**** PAGE EXCERPT
Saturday, May 30, 2015

Update

Wow. So....it's kind of been a while since I've written a post! I ran into a little snafu a while back where I was really questioning the validity of my journey and purpose with this blog. I am still questioning, but I am a little less hesitant.

I watched an amazing TED talk just now, which inspired me to go back to this blog and keep the conversation of mental health going. Before I go on to the TED talk, let me catch you up on my life right now.

Unfortunately, I should be acting on stage right now, but I'm not. It is the 13th Chicken Hat production, and lots of cool people I know are in it, but here I am at home on my computer. For those of you who don't know, every 6 months or so, the Rubber Chicken Theater in Duluth puts on a Chicken Hat show. Eight writers come in Friday night and draw a who, a what, and a where prompt out of hats. They also draw a cast number, like 2 men, 2 women to give them a character guide. In addition, there is a common cameo (typically a local celebrity) who makes an appearance in every show. Then, they go home that night and write a 10-15 minute play including those prompts. The next morning, everyone comes together (writers, actors, and directors) and the directors draw their show and cast list out of hats. The rest of the day is spent rehearsing, memorizing, and frantically grabbing props. The entire show, made up of the 8 mini shows, is put on that night. It's a crazy whirlwind ride, and I have been fortunate enough to have been in 3 Chicken Hat shows so far.
********
**** DATA BLOCK
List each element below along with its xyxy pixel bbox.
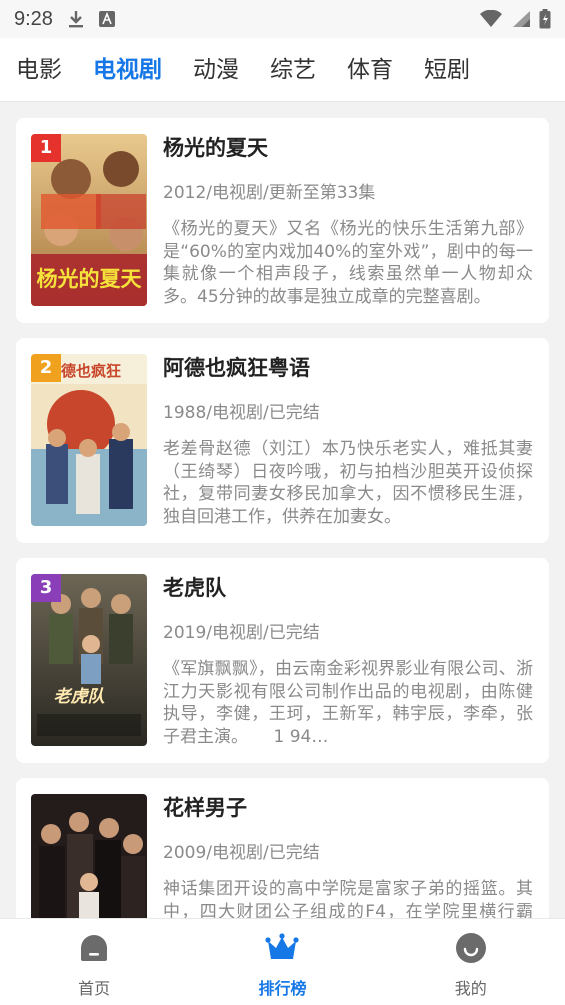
********
• INSTRUCTION:
Reproduce verbatim the passage of the blog post that opens with the words containing "Wow. So....it's kind" and closes with "life right now.".

• COMPLETE RESPONSE:
Wow. So....it's kind of been a while since I've written a post! I ran into a little snafu a while back where I was really questioning the validity of my journey and purpose with this blog. I am still questioning, but I am a little less hesitant.

I watched an amazing TED talk just now, which inspired me to go back to this blog and keep the conversation of mental health going. Before I go on to the TED talk, let me catch you up on my life right now.